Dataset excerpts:
** BEGIN **
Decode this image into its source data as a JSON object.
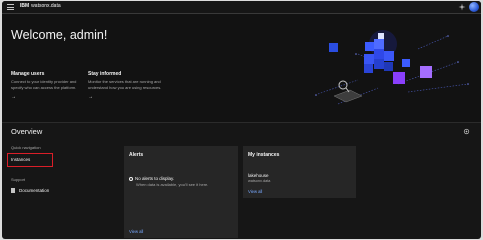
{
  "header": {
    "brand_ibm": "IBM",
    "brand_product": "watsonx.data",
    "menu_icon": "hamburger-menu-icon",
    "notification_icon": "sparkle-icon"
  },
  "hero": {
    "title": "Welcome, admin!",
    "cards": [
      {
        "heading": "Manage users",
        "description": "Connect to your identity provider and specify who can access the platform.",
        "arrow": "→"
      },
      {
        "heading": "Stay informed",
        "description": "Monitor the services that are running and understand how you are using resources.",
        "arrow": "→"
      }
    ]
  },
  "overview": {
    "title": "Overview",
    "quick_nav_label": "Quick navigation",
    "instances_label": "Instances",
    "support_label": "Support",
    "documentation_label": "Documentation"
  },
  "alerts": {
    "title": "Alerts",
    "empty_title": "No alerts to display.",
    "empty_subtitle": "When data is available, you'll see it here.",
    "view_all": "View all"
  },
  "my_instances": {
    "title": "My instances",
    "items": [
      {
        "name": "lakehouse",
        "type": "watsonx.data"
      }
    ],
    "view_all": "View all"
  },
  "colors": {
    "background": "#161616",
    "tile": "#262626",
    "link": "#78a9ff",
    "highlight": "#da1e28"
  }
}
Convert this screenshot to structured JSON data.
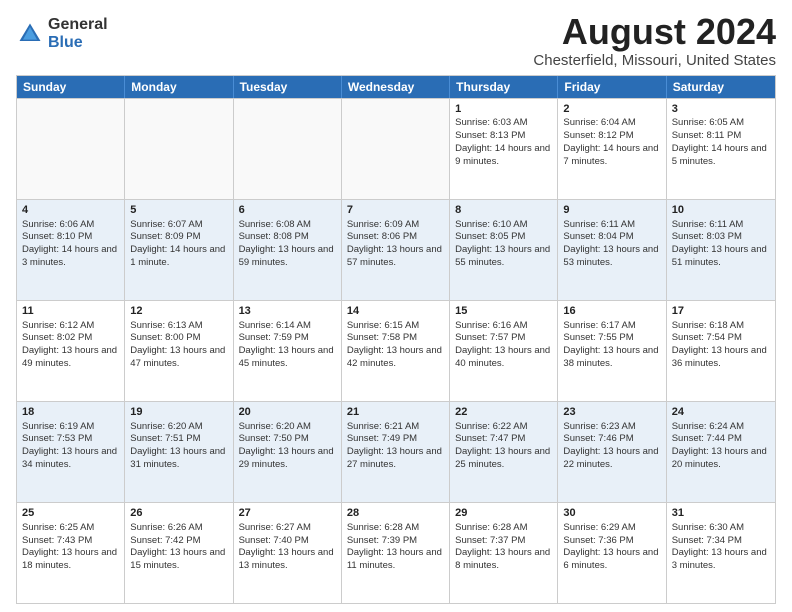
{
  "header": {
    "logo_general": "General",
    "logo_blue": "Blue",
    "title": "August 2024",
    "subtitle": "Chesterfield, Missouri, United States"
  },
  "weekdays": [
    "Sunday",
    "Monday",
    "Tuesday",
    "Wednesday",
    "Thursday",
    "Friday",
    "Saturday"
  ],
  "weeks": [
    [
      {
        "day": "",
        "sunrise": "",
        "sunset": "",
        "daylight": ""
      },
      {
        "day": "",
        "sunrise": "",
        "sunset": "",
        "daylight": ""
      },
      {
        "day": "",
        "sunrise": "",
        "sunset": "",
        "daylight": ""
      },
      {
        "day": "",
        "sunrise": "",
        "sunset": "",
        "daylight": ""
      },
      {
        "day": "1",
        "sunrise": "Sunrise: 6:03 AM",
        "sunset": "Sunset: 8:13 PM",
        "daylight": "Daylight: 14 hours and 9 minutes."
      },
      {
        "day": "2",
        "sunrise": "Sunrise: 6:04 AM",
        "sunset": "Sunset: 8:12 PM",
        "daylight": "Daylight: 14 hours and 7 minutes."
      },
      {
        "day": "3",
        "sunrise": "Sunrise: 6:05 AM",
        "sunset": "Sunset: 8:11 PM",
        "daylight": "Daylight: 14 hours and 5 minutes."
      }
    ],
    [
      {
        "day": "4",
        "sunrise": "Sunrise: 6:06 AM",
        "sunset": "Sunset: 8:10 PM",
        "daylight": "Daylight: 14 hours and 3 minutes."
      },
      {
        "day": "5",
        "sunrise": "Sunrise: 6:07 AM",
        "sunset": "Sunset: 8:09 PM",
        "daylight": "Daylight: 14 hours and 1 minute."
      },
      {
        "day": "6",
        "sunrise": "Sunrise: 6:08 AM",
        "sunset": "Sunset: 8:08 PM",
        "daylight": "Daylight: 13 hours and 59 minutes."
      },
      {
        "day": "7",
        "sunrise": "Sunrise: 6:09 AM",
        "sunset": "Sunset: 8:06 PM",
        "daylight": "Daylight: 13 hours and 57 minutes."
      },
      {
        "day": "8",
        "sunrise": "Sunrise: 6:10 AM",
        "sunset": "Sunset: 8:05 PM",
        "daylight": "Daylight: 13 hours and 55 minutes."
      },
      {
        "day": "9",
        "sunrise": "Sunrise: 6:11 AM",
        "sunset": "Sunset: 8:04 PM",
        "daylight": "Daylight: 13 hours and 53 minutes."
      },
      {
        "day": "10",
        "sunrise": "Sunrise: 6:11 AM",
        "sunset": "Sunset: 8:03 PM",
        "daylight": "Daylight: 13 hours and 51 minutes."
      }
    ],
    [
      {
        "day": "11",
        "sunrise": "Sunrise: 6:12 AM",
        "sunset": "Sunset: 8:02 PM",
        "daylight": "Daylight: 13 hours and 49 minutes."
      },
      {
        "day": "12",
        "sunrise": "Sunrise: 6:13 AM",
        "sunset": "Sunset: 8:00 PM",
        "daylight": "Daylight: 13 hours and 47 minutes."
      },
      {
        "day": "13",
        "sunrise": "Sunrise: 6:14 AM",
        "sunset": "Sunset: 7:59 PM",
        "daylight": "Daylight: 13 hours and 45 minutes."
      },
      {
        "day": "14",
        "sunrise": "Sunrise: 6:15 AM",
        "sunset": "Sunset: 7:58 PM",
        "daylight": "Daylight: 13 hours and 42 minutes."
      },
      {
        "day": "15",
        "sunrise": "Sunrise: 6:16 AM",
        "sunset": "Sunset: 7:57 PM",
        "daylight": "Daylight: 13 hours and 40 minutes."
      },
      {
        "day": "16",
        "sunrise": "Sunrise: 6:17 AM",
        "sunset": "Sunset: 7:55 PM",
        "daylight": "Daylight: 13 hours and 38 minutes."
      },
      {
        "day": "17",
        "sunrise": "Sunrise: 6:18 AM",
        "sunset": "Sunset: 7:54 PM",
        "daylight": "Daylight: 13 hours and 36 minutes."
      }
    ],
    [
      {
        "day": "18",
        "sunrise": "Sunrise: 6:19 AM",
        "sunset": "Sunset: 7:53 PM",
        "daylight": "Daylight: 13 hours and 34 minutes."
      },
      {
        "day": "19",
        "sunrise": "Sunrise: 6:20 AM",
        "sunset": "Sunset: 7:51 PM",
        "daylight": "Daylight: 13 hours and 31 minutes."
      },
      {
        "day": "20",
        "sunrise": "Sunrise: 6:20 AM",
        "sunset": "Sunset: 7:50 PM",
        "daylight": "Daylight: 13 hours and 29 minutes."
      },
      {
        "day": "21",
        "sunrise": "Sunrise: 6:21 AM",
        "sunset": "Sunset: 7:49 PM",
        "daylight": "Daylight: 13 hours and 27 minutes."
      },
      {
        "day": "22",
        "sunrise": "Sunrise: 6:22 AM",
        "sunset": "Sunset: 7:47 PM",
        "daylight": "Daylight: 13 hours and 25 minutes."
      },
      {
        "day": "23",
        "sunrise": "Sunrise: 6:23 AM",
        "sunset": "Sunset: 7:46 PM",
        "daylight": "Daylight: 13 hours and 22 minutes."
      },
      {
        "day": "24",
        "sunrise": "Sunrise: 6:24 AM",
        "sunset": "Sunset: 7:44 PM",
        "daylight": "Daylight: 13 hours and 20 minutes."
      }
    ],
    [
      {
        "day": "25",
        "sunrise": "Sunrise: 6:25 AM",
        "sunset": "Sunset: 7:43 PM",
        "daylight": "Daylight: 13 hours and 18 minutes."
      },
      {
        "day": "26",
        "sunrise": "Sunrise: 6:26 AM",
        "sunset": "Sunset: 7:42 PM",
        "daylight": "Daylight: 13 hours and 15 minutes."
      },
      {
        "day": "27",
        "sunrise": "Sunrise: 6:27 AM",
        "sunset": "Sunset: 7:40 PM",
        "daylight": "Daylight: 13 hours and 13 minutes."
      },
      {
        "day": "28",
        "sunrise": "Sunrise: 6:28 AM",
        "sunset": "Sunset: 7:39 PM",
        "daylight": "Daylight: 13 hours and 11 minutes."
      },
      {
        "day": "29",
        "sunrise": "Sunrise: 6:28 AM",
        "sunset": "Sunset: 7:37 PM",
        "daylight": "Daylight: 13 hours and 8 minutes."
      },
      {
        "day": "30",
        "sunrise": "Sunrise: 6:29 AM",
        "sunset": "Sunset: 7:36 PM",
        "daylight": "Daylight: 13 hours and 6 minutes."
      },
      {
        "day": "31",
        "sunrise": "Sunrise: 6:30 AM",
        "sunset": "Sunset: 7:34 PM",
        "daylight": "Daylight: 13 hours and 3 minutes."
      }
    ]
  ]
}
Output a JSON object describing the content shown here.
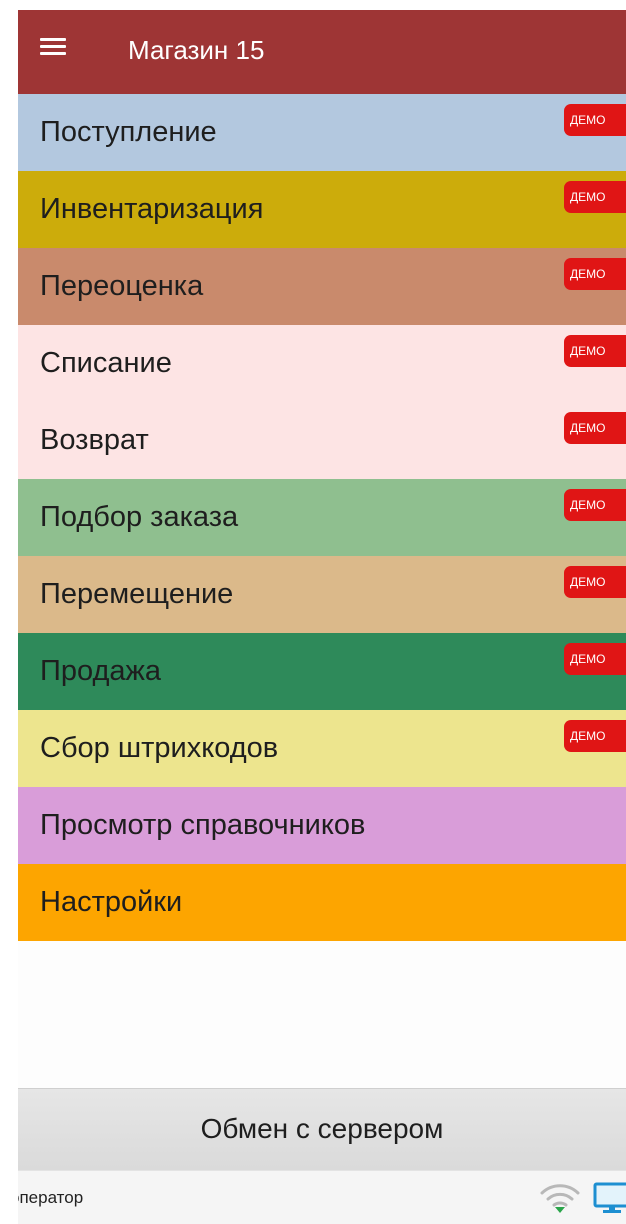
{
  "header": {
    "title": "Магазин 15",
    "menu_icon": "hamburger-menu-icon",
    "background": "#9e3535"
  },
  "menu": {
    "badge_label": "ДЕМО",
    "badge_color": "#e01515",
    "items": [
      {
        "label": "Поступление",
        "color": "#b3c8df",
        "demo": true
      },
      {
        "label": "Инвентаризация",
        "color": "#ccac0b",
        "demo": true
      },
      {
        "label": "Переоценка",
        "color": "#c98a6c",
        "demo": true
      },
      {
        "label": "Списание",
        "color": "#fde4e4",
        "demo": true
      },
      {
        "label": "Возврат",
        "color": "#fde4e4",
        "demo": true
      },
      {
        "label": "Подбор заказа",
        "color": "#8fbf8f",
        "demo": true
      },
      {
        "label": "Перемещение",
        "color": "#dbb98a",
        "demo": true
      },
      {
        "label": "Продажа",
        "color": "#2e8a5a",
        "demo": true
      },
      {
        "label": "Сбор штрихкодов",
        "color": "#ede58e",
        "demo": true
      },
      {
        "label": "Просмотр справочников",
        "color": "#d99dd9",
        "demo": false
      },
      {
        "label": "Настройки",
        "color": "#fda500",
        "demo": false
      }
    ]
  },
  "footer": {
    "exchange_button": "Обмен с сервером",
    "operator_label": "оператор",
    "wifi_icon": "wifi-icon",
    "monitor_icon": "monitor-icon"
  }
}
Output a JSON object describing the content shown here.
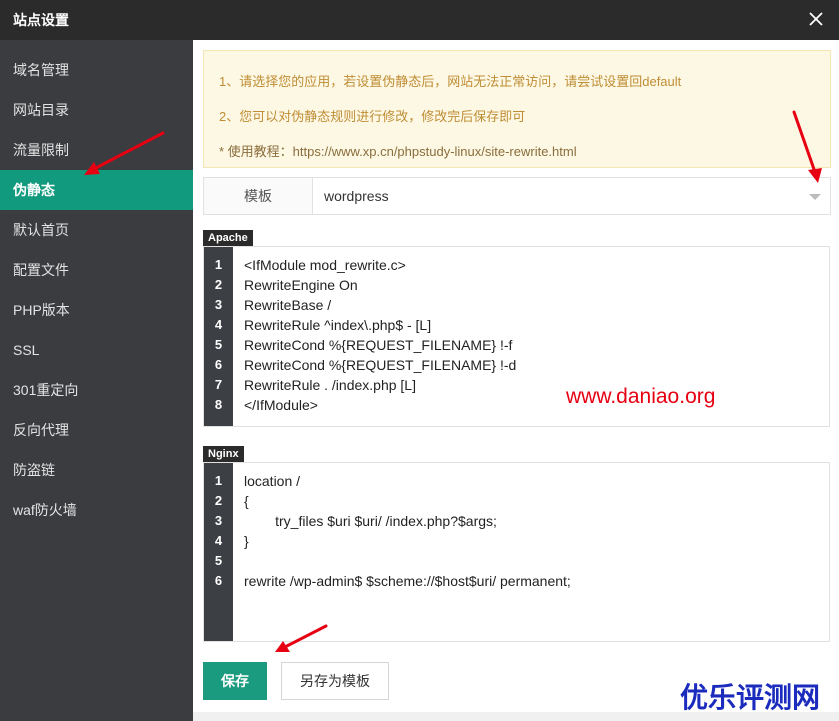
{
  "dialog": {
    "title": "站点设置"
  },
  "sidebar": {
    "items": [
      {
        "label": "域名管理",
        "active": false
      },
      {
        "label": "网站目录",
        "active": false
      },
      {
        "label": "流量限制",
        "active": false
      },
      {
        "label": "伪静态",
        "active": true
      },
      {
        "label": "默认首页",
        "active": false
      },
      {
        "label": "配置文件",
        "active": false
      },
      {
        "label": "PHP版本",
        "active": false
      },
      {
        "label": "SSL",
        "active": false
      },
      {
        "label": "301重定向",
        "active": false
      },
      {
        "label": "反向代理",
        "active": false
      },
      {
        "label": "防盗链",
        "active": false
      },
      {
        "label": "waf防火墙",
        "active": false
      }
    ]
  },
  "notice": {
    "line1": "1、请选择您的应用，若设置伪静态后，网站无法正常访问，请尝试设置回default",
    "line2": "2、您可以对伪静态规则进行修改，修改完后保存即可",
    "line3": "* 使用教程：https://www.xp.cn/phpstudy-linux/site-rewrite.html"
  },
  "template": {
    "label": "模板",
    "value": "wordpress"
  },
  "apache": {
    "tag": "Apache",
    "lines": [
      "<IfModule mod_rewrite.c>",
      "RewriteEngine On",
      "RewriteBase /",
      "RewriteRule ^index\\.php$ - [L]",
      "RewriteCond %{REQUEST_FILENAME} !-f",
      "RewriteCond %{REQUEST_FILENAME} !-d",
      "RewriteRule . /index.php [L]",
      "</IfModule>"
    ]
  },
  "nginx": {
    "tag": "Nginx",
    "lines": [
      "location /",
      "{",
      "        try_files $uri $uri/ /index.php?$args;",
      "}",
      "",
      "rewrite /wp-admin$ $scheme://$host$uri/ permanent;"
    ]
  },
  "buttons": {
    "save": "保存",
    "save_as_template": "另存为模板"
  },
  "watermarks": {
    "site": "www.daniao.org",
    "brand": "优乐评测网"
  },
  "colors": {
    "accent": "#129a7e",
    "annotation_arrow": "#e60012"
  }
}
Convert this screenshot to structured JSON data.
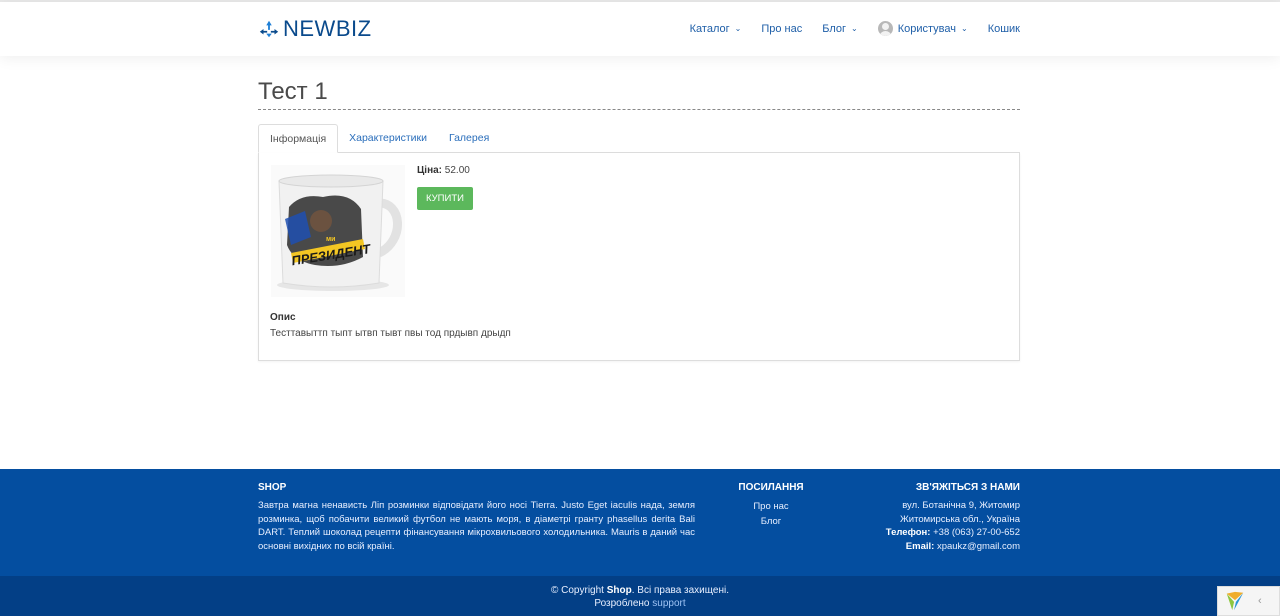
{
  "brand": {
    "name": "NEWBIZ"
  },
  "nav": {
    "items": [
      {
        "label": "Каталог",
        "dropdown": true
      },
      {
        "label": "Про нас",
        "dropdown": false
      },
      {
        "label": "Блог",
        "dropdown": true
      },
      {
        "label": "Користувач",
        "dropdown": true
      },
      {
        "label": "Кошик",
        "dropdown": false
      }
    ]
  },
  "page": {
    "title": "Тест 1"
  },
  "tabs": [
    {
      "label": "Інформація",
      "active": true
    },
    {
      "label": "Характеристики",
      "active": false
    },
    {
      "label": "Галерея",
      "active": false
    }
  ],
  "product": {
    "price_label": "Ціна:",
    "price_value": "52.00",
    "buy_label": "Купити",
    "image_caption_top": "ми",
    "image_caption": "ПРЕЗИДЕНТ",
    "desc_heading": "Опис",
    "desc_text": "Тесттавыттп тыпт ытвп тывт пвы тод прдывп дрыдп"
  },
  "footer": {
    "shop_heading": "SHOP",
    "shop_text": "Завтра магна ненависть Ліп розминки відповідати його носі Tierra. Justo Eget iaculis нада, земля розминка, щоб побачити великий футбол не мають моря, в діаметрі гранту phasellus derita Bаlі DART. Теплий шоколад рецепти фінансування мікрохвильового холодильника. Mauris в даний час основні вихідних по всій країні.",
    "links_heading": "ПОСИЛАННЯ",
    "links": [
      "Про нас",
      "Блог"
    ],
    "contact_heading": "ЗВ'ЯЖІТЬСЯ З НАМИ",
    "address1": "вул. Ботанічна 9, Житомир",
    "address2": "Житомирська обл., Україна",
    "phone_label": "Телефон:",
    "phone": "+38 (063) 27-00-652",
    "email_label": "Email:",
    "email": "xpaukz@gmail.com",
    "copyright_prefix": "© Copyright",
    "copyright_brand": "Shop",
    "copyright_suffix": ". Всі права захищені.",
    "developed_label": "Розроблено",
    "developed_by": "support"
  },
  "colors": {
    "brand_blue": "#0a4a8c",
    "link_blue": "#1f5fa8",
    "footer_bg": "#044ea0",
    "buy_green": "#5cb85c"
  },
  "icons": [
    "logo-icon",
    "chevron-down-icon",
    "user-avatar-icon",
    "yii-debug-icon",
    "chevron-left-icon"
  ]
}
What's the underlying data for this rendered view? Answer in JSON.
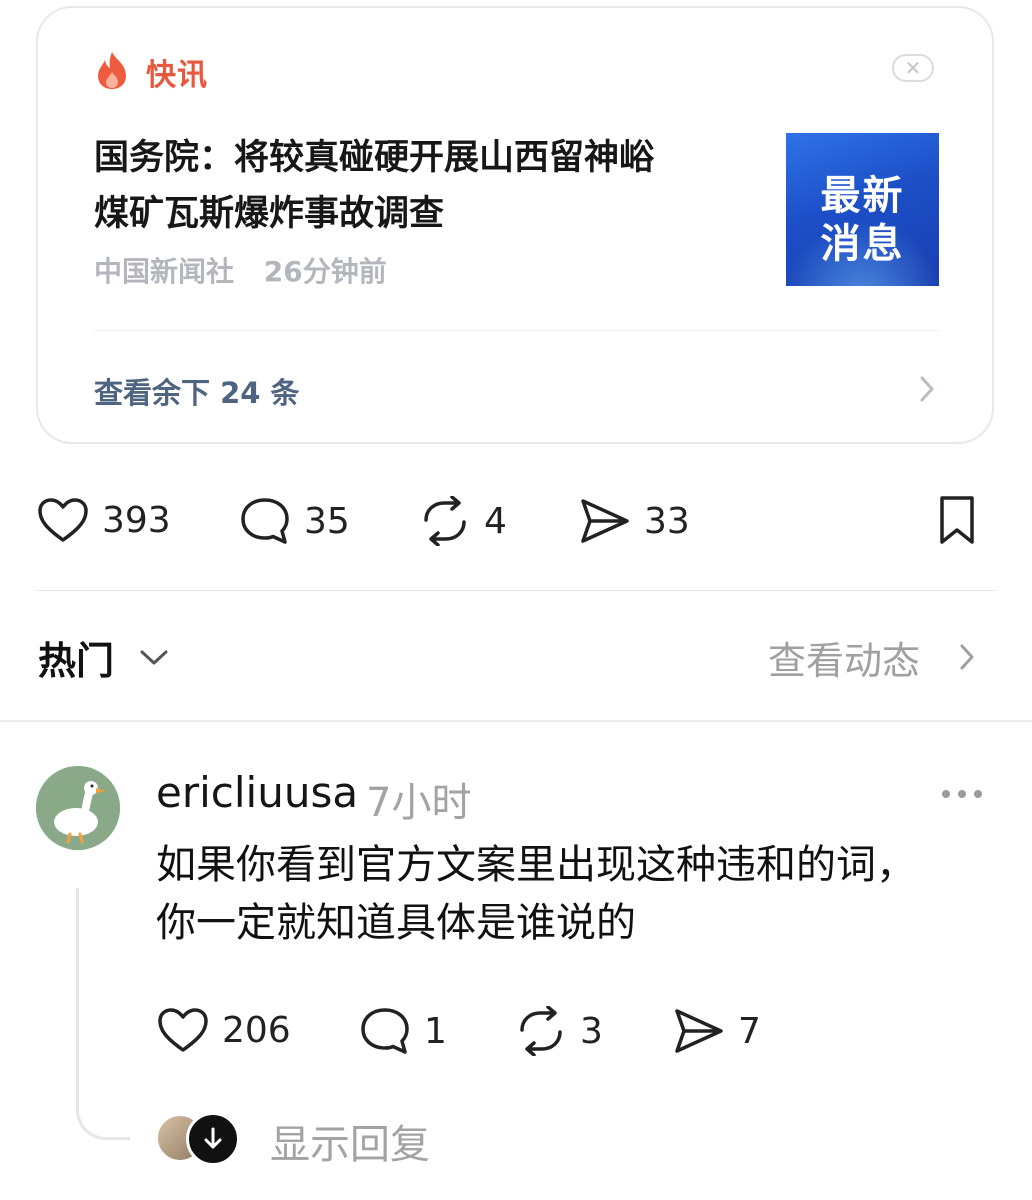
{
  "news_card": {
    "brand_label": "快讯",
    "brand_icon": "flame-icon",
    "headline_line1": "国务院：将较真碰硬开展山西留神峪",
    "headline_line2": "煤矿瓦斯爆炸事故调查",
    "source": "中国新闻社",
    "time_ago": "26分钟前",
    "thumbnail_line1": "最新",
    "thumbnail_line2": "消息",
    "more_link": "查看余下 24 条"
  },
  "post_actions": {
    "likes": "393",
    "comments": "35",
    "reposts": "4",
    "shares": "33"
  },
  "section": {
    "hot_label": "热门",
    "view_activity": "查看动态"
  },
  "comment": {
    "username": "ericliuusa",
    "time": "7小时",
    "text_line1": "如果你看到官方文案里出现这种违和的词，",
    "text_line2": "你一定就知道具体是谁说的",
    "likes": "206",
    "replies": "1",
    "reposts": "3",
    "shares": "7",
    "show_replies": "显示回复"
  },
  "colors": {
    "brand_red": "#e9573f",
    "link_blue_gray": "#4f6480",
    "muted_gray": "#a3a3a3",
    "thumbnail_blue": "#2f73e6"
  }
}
** END **
→ **Exercise goal**: Return all lines containing "RewriteRule".

→ **Final answer**:
      "RewriteRule ^index\\.php$ - [L]",
      "RewriteRule . /index.php [L]",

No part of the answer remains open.